━━━━━ DATA ENTRIES
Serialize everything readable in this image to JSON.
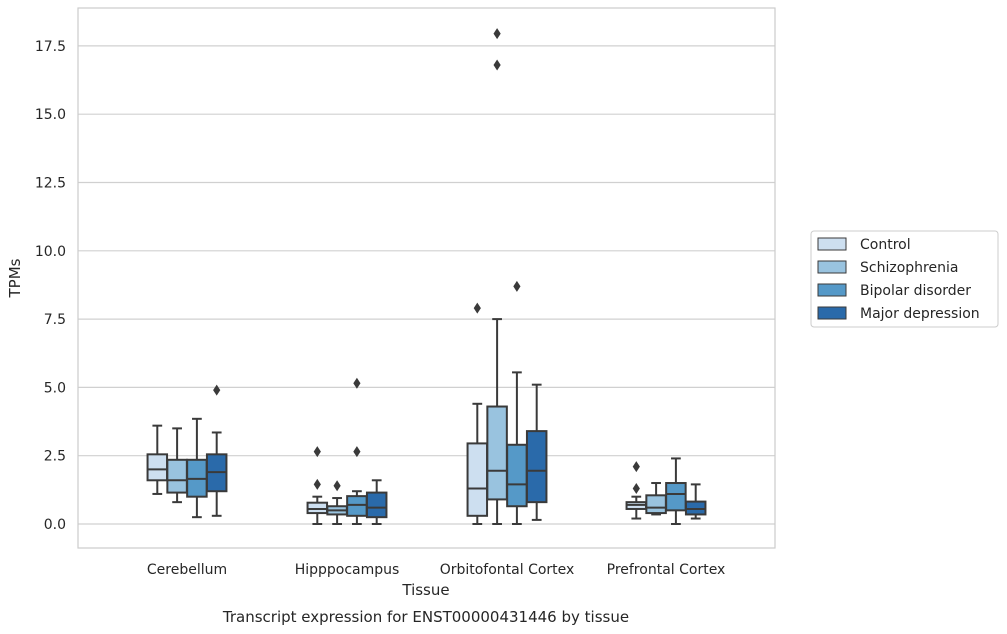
{
  "chart_data": {
    "type": "box",
    "title": "",
    "caption": "Transcript expression for ENST00000431446 by tissue",
    "xlabel": "Tissue",
    "ylabel": "TPMs",
    "ylim": [
      -0.9,
      18.8
    ],
    "yticks": [
      0.0,
      2.5,
      5.0,
      7.5,
      10.0,
      12.5,
      15.0,
      17.5
    ],
    "ytick_labels": [
      "0.0",
      "2.5",
      "5.0",
      "7.5",
      "10.0",
      "12.5",
      "15.0",
      "17.5"
    ],
    "grid": "horizontal",
    "legend_position": "right",
    "categories": [
      "Cerebellum",
      "Hipppocampus",
      "Orbitofontal Cortex",
      "Prefrontal Cortex"
    ],
    "series": [
      {
        "name": "Control",
        "color": "#cddff0",
        "boxes": [
          {
            "whislo": 1.1,
            "q1": 1.6,
            "med": 2.0,
            "q3": 2.55,
            "whishi": 3.6,
            "fliers": []
          },
          {
            "whislo": 0.0,
            "q1": 0.4,
            "med": 0.55,
            "q3": 0.78,
            "whishi": 1.0,
            "fliers": [
              1.45,
              2.65
            ]
          },
          {
            "whislo": 0.0,
            "q1": 0.3,
            "med": 1.3,
            "q3": 2.95,
            "whishi": 4.4,
            "fliers": [
              7.9
            ]
          },
          {
            "whislo": 0.2,
            "q1": 0.55,
            "med": 0.7,
            "q3": 0.8,
            "whishi": 1.0,
            "fliers": [
              1.3,
              2.1
            ]
          }
        ]
      },
      {
        "name": "Schizophrenia",
        "color": "#99c3df",
        "boxes": [
          {
            "whislo": 0.8,
            "q1": 1.15,
            "med": 1.6,
            "q3": 2.35,
            "whishi": 3.5,
            "fliers": []
          },
          {
            "whislo": 0.0,
            "q1": 0.35,
            "med": 0.5,
            "q3": 0.65,
            "whishi": 0.95,
            "fliers": [
              1.4
            ]
          },
          {
            "whislo": 0.0,
            "q1": 0.9,
            "med": 1.95,
            "q3": 4.3,
            "whishi": 7.5,
            "fliers": [
              16.8,
              17.95
            ]
          },
          {
            "whislo": 0.35,
            "q1": 0.4,
            "med": 0.6,
            "q3": 1.05,
            "whishi": 1.5,
            "fliers": []
          }
        ]
      },
      {
        "name": "Bipolar disorder",
        "color": "#5599c8",
        "boxes": [
          {
            "whislo": 0.25,
            "q1": 1.0,
            "med": 1.65,
            "q3": 2.35,
            "whishi": 3.85,
            "fliers": []
          },
          {
            "whislo": 0.0,
            "q1": 0.3,
            "med": 0.7,
            "q3": 1.02,
            "whishi": 1.2,
            "fliers": [
              2.65,
              5.15
            ]
          },
          {
            "whislo": 0.0,
            "q1": 0.65,
            "med": 1.45,
            "q3": 2.9,
            "whishi": 5.55,
            "fliers": [
              8.7
            ]
          },
          {
            "whislo": 0.0,
            "q1": 0.5,
            "med": 1.1,
            "q3": 1.5,
            "whishi": 2.4,
            "fliers": []
          }
        ]
      },
      {
        "name": "Major depression",
        "color": "#2a6aaa",
        "boxes": [
          {
            "whislo": 0.3,
            "q1": 1.2,
            "med": 1.9,
            "q3": 2.55,
            "whishi": 3.35,
            "fliers": [
              4.9
            ]
          },
          {
            "whislo": 0.0,
            "q1": 0.25,
            "med": 0.6,
            "q3": 1.15,
            "whishi": 1.6,
            "fliers": []
          },
          {
            "whislo": 0.15,
            "q1": 0.8,
            "med": 1.95,
            "q3": 3.4,
            "whishi": 5.1,
            "fliers": []
          },
          {
            "whislo": 0.2,
            "q1": 0.35,
            "med": 0.55,
            "q3": 0.82,
            "whishi": 1.45,
            "fliers": []
          }
        ]
      }
    ]
  }
}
━━━━━━━━━━
Copy every line in the records above that contains the word "Cortex".

### TASK RESULT:
      "Orbitofontal Cortex",
      "Prefrontal Cortex"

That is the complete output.